(TASK DIRECTIONS)
Images do not belong in the copy. Retype all the entries below exactly.
....
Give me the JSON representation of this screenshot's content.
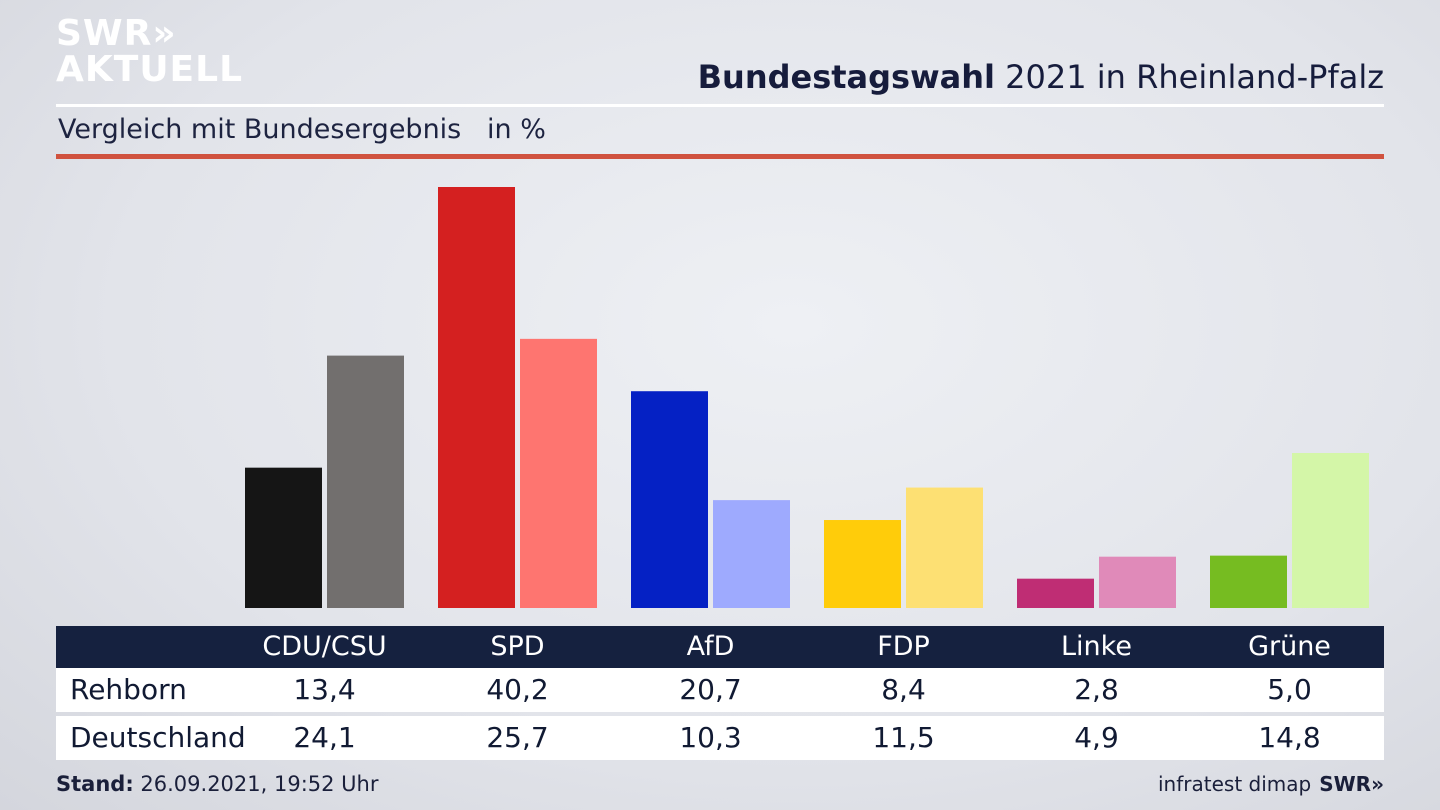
{
  "logo": {
    "line1": "SWR»",
    "line2": "AKTUELL"
  },
  "header": {
    "title_bold": "Bundestagswahl",
    "title_rest": " 2021 in Rheinland-Pfalz",
    "subtitle": "Vergleich mit Bundesergebnis   in %"
  },
  "table": {
    "rows": [
      {
        "label": "Rehborn",
        "values": [
          "13,4",
          "40,2",
          "20,7",
          "8,4",
          "2,8",
          "5,0"
        ]
      },
      {
        "label": "Deutschland",
        "values": [
          "24,1",
          "25,7",
          "10,3",
          "11,5",
          "4,9",
          "14,8"
        ]
      }
    ]
  },
  "footer": {
    "stand_label": "Stand:",
    "stand_value": " 26.09.2021, 19:52 Uhr",
    "source": "infratest dimap",
    "brand": "SWR»"
  },
  "chart_data": {
    "type": "bar",
    "categories": [
      "CDU/CSU",
      "SPD",
      "AfD",
      "FDP",
      "Linke",
      "Grüne"
    ],
    "series": [
      {
        "name": "Rehborn",
        "values": [
          13.4,
          40.2,
          20.7,
          8.4,
          2.8,
          5.0
        ],
        "colors": [
          "#151515",
          "#d42020",
          "#0521c4",
          "#ffcc0a",
          "#bf2d74",
          "#76bc21"
        ]
      },
      {
        "name": "Deutschland",
        "values": [
          24.1,
          25.7,
          10.3,
          11.5,
          4.9,
          14.8
        ],
        "colors": [
          "#726f6e",
          "#fe7570",
          "#9eaafe",
          "#fde073",
          "#e08ab9",
          "#d4f6a8"
        ]
      }
    ],
    "ylim": [
      0,
      40.2
    ],
    "grid": false,
    "legend": "table-below"
  }
}
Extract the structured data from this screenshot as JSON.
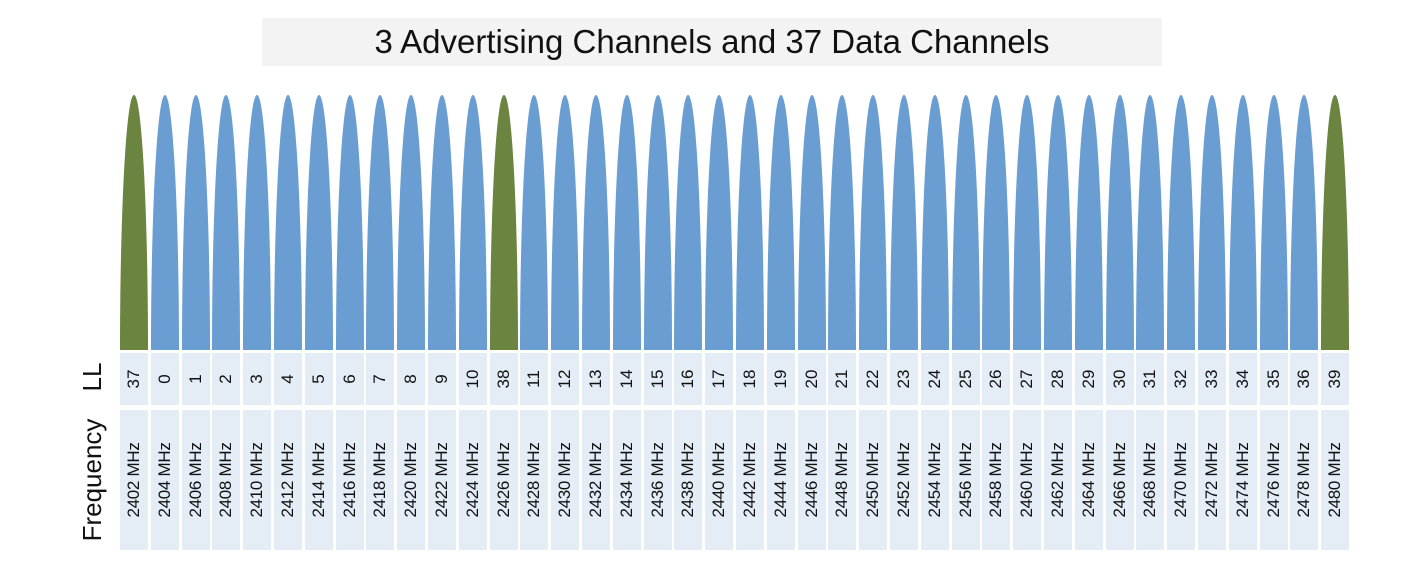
{
  "title": "3 Advertising Channels and 37 Data Channels",
  "row_labels": {
    "ll": "LL",
    "frequency": "Frequency"
  },
  "colors": {
    "advertising": "#6b8540",
    "data": "#6a9ed3",
    "cell_bg": "#e4ecf6"
  },
  "channels": [
    {
      "ll": "37",
      "freq": "2402 MHz",
      "type": "advertising"
    },
    {
      "ll": "0",
      "freq": "2404 MHz",
      "type": "data"
    },
    {
      "ll": "1",
      "freq": "2406 MHz",
      "type": "data"
    },
    {
      "ll": "2",
      "freq": "2408 MHz",
      "type": "data"
    },
    {
      "ll": "3",
      "freq": "2410 MHz",
      "type": "data"
    },
    {
      "ll": "4",
      "freq": "2412 MHz",
      "type": "data"
    },
    {
      "ll": "5",
      "freq": "2414 MHz",
      "type": "data"
    },
    {
      "ll": "6",
      "freq": "2416 MHz",
      "type": "data"
    },
    {
      "ll": "7",
      "freq": "2418 MHz",
      "type": "data"
    },
    {
      "ll": "8",
      "freq": "2420 MHz",
      "type": "data"
    },
    {
      "ll": "9",
      "freq": "2422 MHz",
      "type": "data"
    },
    {
      "ll": "10",
      "freq": "2424 MHz",
      "type": "data"
    },
    {
      "ll": "38",
      "freq": "2426 MHz",
      "type": "advertising"
    },
    {
      "ll": "11",
      "freq": "2428 MHz",
      "type": "data"
    },
    {
      "ll": "12",
      "freq": "2430 MHz",
      "type": "data"
    },
    {
      "ll": "13",
      "freq": "2432 MHz",
      "type": "data"
    },
    {
      "ll": "14",
      "freq": "2434 MHz",
      "type": "data"
    },
    {
      "ll": "15",
      "freq": "2436 MHz",
      "type": "data"
    },
    {
      "ll": "16",
      "freq": "2438 MHz",
      "type": "data"
    },
    {
      "ll": "17",
      "freq": "2440 MHz",
      "type": "data"
    },
    {
      "ll": "18",
      "freq": "2442 MHz",
      "type": "data"
    },
    {
      "ll": "19",
      "freq": "2444 MHz",
      "type": "data"
    },
    {
      "ll": "20",
      "freq": "2446 MHz",
      "type": "data"
    },
    {
      "ll": "21",
      "freq": "2448 MHz",
      "type": "data"
    },
    {
      "ll": "22",
      "freq": "2450 MHz",
      "type": "data"
    },
    {
      "ll": "23",
      "freq": "2452 MHz",
      "type": "data"
    },
    {
      "ll": "24",
      "freq": "2454 MHz",
      "type": "data"
    },
    {
      "ll": "25",
      "freq": "2456 MHz",
      "type": "data"
    },
    {
      "ll": "26",
      "freq": "2458 MHz",
      "type": "data"
    },
    {
      "ll": "27",
      "freq": "2460 MHz",
      "type": "data"
    },
    {
      "ll": "28",
      "freq": "2462 MHz",
      "type": "data"
    },
    {
      "ll": "29",
      "freq": "2464 MHz",
      "type": "data"
    },
    {
      "ll": "30",
      "freq": "2466 MHz",
      "type": "data"
    },
    {
      "ll": "31",
      "freq": "2468 MHz",
      "type": "data"
    },
    {
      "ll": "32",
      "freq": "2470 MHz",
      "type": "data"
    },
    {
      "ll": "33",
      "freq": "2472 MHz",
      "type": "data"
    },
    {
      "ll": "34",
      "freq": "2474 MHz",
      "type": "data"
    },
    {
      "ll": "35",
      "freq": "2476 MHz",
      "type": "data"
    },
    {
      "ll": "36",
      "freq": "2478 MHz",
      "type": "data"
    },
    {
      "ll": "39",
      "freq": "2480 MHz",
      "type": "advertising"
    }
  ]
}
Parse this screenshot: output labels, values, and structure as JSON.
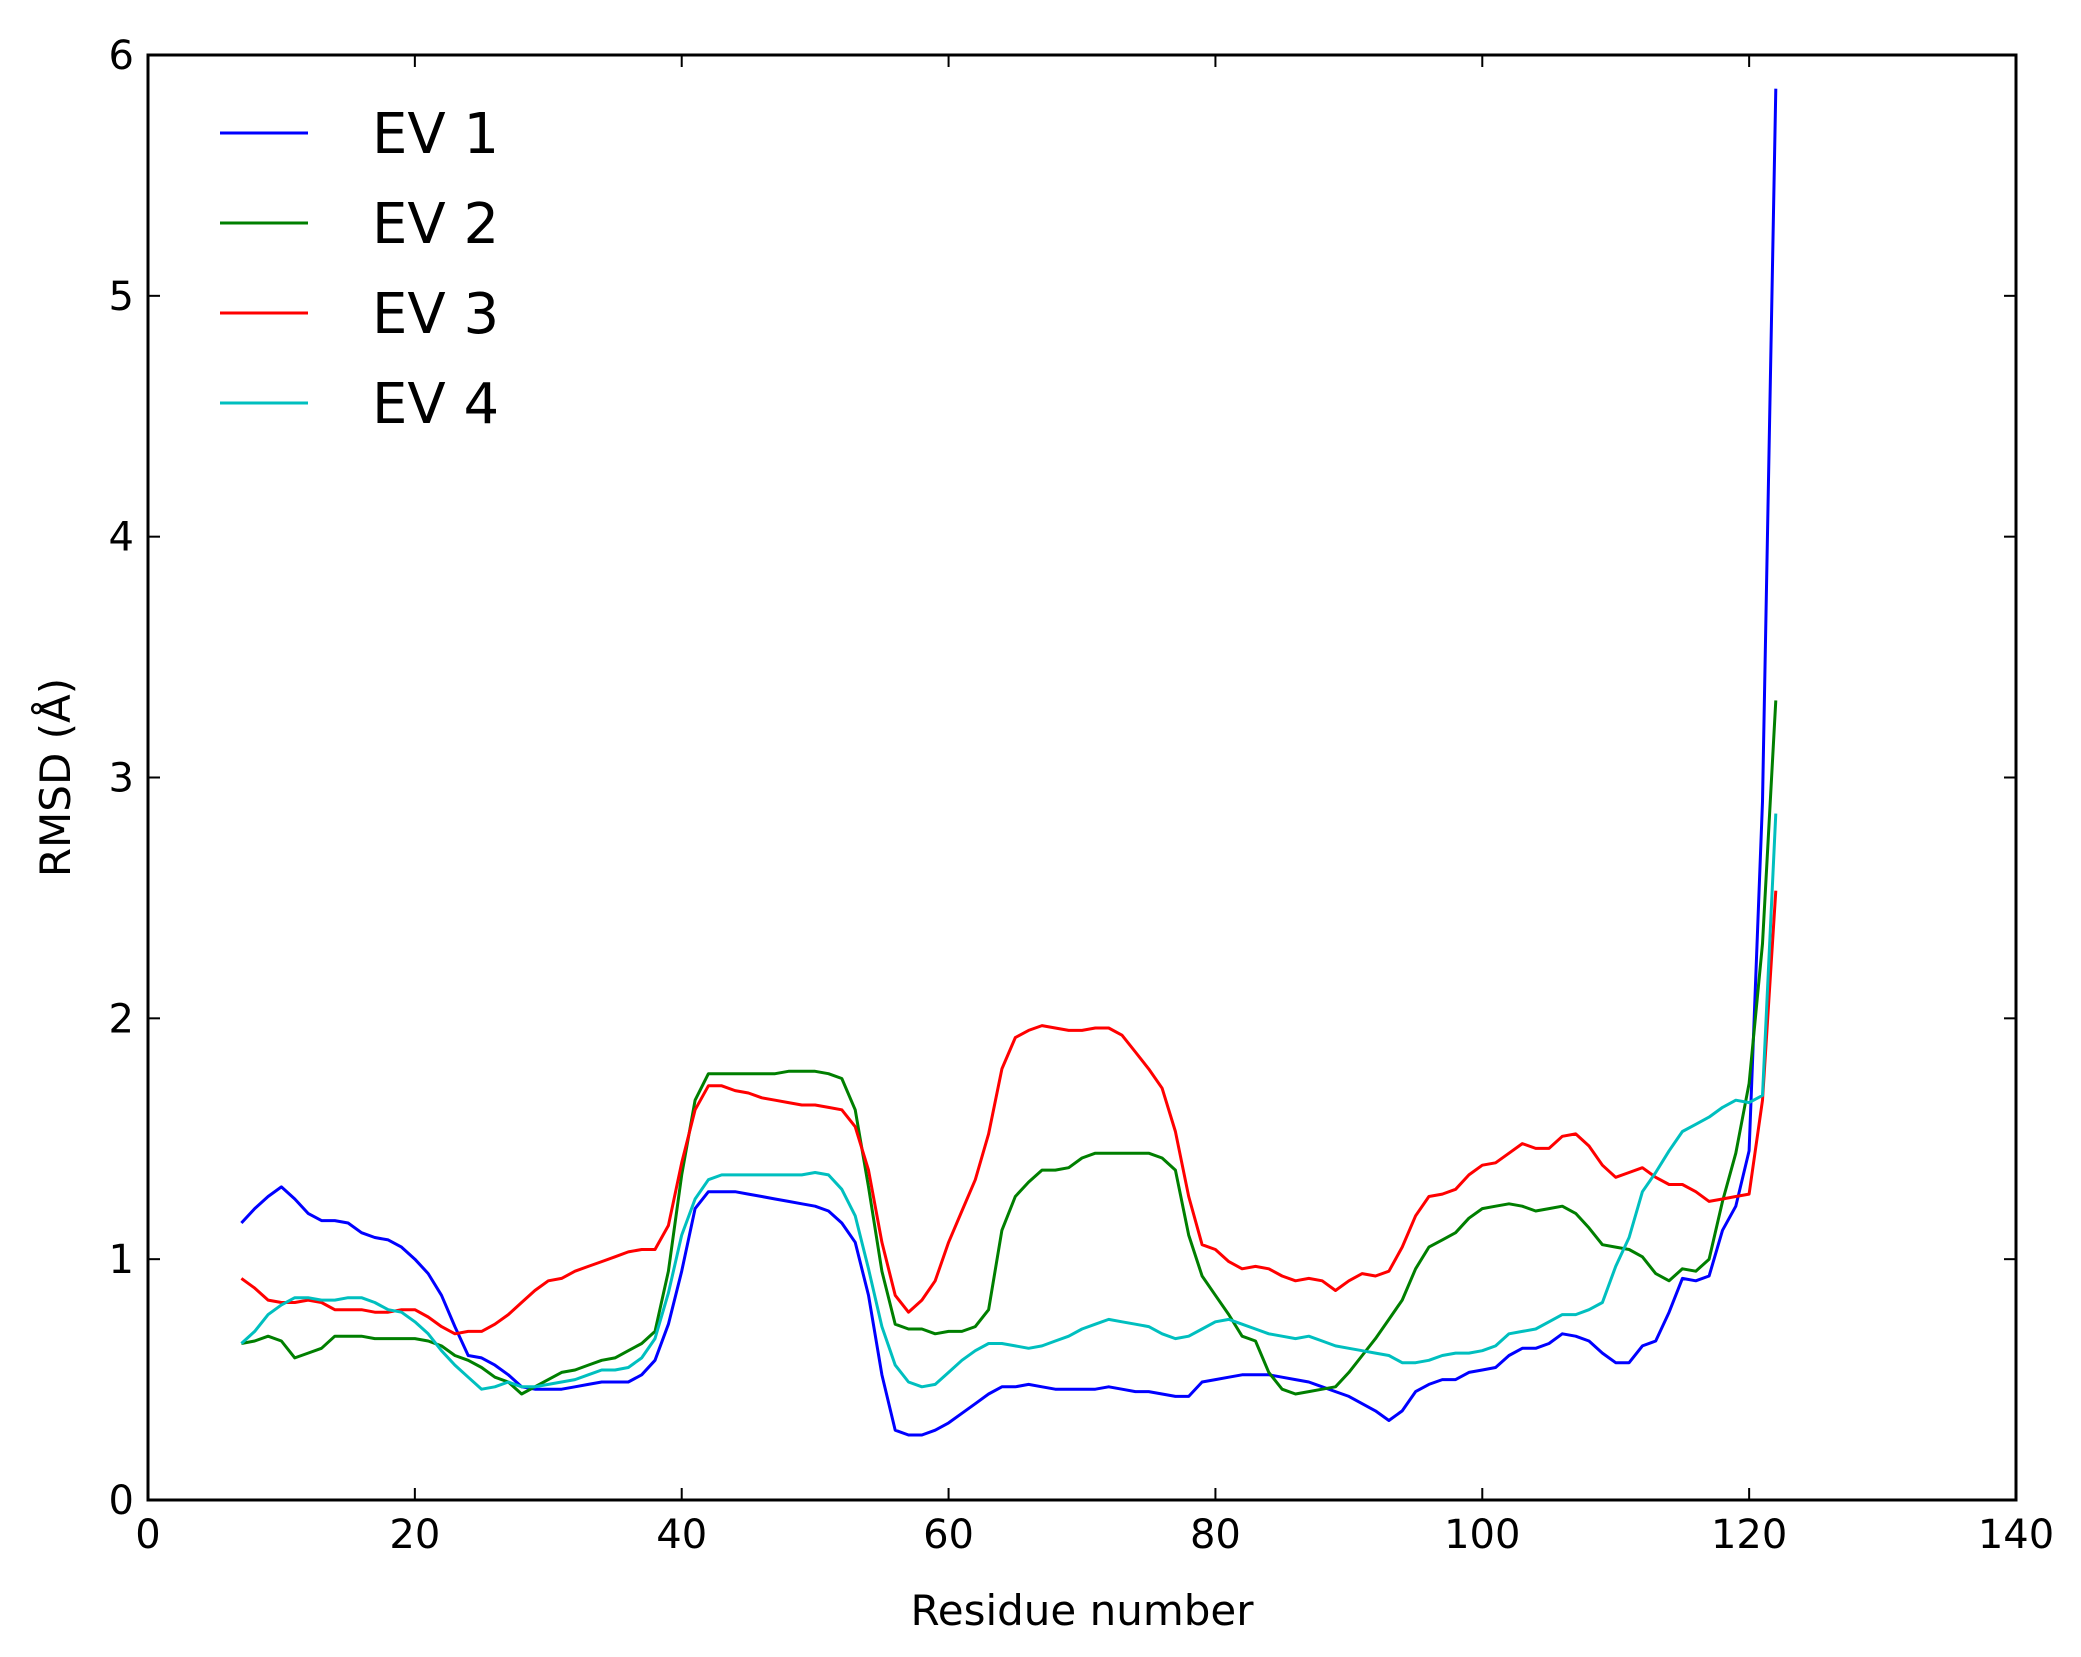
....
(COMPLETED EXERCISE)
Give me the JSON representation of this screenshot's content.
{
  "logo": {
    "line1": "SWR»",
    "line2": "AKTUELL"
  },
  "header": {
    "title_bold": "Bundestagswahl",
    "title_rest": " 2021 in Rheinland-Pfalz",
    "subtitle": "Vergleich mit Bundesergebnis   in %"
  },
  "table": {
    "rows": [
      {
        "label": "Rehborn",
        "values": [
          "13,4",
          "40,2",
          "20,7",
          "8,4",
          "2,8",
          "5,0"
        ]
      },
      {
        "label": "Deutschland",
        "values": [
          "24,1",
          "25,7",
          "10,3",
          "11,5",
          "4,9",
          "14,8"
        ]
      }
    ]
  },
  "footer": {
    "stand_label": "Stand:",
    "stand_value": " 26.09.2021, 19:52 Uhr",
    "source": "infratest dimap",
    "brand": "SWR»"
  },
  "chart_data": {
    "type": "bar",
    "categories": [
      "CDU/CSU",
      "SPD",
      "AfD",
      "FDP",
      "Linke",
      "Grüne"
    ],
    "series": [
      {
        "name": "Rehborn",
        "values": [
          13.4,
          40.2,
          20.7,
          8.4,
          2.8,
          5.0
        ],
        "colors": [
          "#151515",
          "#d42020",
          "#0521c4",
          "#ffcc0a",
          "#bf2d74",
          "#76bc21"
        ]
      },
      {
        "name": "Deutschland",
        "values": [
          24.1,
          25.7,
          10.3,
          11.5,
          4.9,
          14.8
        ],
        "colors": [
          "#726f6e",
          "#fe7570",
          "#9eaafe",
          "#fde073",
          "#e08ab9",
          "#d4f6a8"
        ]
      }
    ],
    "ylim": [
      0,
      40.2
    ],
    "grid": false,
    "legend": "table-below"
  }
}
Extract the structured data from this screenshot as JSON.
{
  "title": "3 Advertising Channels and 37 Data Channels",
  "row_labels": {
    "ll": "LL",
    "frequency": "Frequency"
  },
  "colors": {
    "advertising": "#6b8540",
    "data": "#6a9ed3",
    "cell_bg": "#e4ecf6"
  },
  "channels": [
    {
      "ll": "37",
      "freq": "2402 MHz",
      "type": "advertising"
    },
    {
      "ll": "0",
      "freq": "2404 MHz",
      "type": "data"
    },
    {
      "ll": "1",
      "freq": "2406 MHz",
      "type": "data"
    },
    {
      "ll": "2",
      "freq": "2408 MHz",
      "type": "data"
    },
    {
      "ll": "3",
      "freq": "2410 MHz",
      "type": "data"
    },
    {
      "ll": "4",
      "freq": "2412 MHz",
      "type": "data"
    },
    {
      "ll": "5",
      "freq": "2414 MHz",
      "type": "data"
    },
    {
      "ll": "6",
      "freq": "2416 MHz",
      "type": "data"
    },
    {
      "ll": "7",
      "freq": "2418 MHz",
      "type": "data"
    },
    {
      "ll": "8",
      "freq": "2420 MHz",
      "type": "data"
    },
    {
      "ll": "9",
      "freq": "2422 MHz",
      "type": "data"
    },
    {
      "ll": "10",
      "freq": "2424 MHz",
      "type": "data"
    },
    {
      "ll": "38",
      "freq": "2426 MHz",
      "type": "advertising"
    },
    {
      "ll": "11",
      "freq": "2428 MHz",
      "type": "data"
    },
    {
      "ll": "12",
      "freq": "2430 MHz",
      "type": "data"
    },
    {
      "ll": "13",
      "freq": "2432 MHz",
      "type": "data"
    },
    {
      "ll": "14",
      "freq": "2434 MHz",
      "type": "data"
    },
    {
      "ll": "15",
      "freq": "2436 MHz",
      "type": "data"
    },
    {
      "ll": "16",
      "freq": "2438 MHz",
      "type": "data"
    },
    {
      "ll": "17",
      "freq": "2440 MHz",
      "type": "data"
    },
    {
      "ll": "18",
      "freq": "2442 MHz",
      "type": "data"
    },
    {
      "ll": "19",
      "freq": "2444 MHz",
      "type": "data"
    },
    {
      "ll": "20",
      "freq": "2446 MHz",
      "type": "data"
    },
    {
      "ll": "21",
      "freq": "2448 MHz",
      "type": "data"
    },
    {
      "ll": "22",
      "freq": "2450 MHz",
      "type": "data"
    },
    {
      "ll": "23",
      "freq": "2452 MHz",
      "type": "data"
    },
    {
      "ll": "24",
      "freq": "2454 MHz",
      "type": "data"
    },
    {
      "ll": "25",
      "freq": "2456 MHz",
      "type": "data"
    },
    {
      "ll": "26",
      "freq": "2458 MHz",
      "type": "data"
    },
    {
      "ll": "27",
      "freq": "2460 MHz",
      "type": "data"
    },
    {
      "ll": "28",
      "freq": "2462 MHz",
      "type": "data"
    },
    {
      "ll": "29",
      "freq": "2464 MHz",
      "type": "data"
    },
    {
      "ll": "30",
      "freq": "2466 MHz",
      "type": "data"
    },
    {
      "ll": "31",
      "freq": "2468 MHz",
      "type": "data"
    },
    {
      "ll": "32",
      "freq": "2470 MHz",
      "type": "data"
    },
    {
      "ll": "33",
      "freq": "2472 MHz",
      "type": "data"
    },
    {
      "ll": "34",
      "freq": "2474 MHz",
      "type": "data"
    },
    {
      "ll": "35",
      "freq": "2476 MHz",
      "type": "data"
    },
    {
      "ll": "36",
      "freq": "2478 MHz",
      "type": "data"
    },
    {
      "ll": "39",
      "freq": "2480 MHz",
      "type": "advertising"
    }
  ]
}
Parse this screenshot: output labels, values, and structure as JSON.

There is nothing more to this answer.